**Work instructions**
Among the entries, which lines carry the string "Forecast"? Copy each of them.

**Material for this task**
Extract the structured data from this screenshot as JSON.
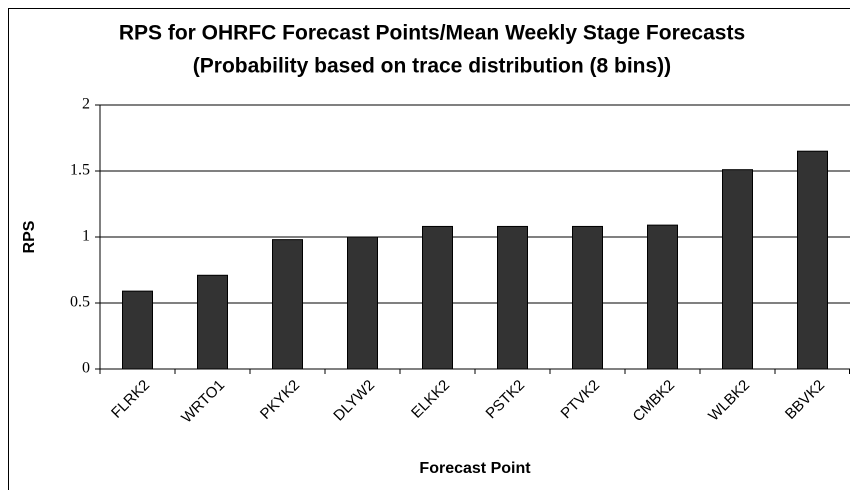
{
  "chart_data": {
    "type": "bar",
    "title": "RPS for OHRFC Forecast Points/Mean Weekly Stage Forecasts",
    "subtitle": "(Probability based on trace distribution (8 bins))",
    "x_label": "Forecast Point",
    "y_label": "RPS",
    "categories": [
      "FLRK2",
      "WRTO1",
      "PKYK2",
      "DLYW2",
      "ELKK2",
      "PSTK2",
      "PTVK2",
      "CMBK2",
      "WLBK2",
      "BBVK2"
    ],
    "values": [
      0.59,
      0.71,
      0.98,
      1.0,
      1.08,
      1.08,
      1.08,
      1.09,
      1.51,
      1.65
    ],
    "color": "#333333",
    "ylim": [
      0,
      2
    ],
    "yticks": [
      0,
      0.5,
      1,
      1.5,
      2
    ],
    "grid": true
  }
}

**Task output**
    "title": "RPS for OHRFC Forecast Points/Mean Weekly Stage Forecasts",
    "x_label": "Forecast Point",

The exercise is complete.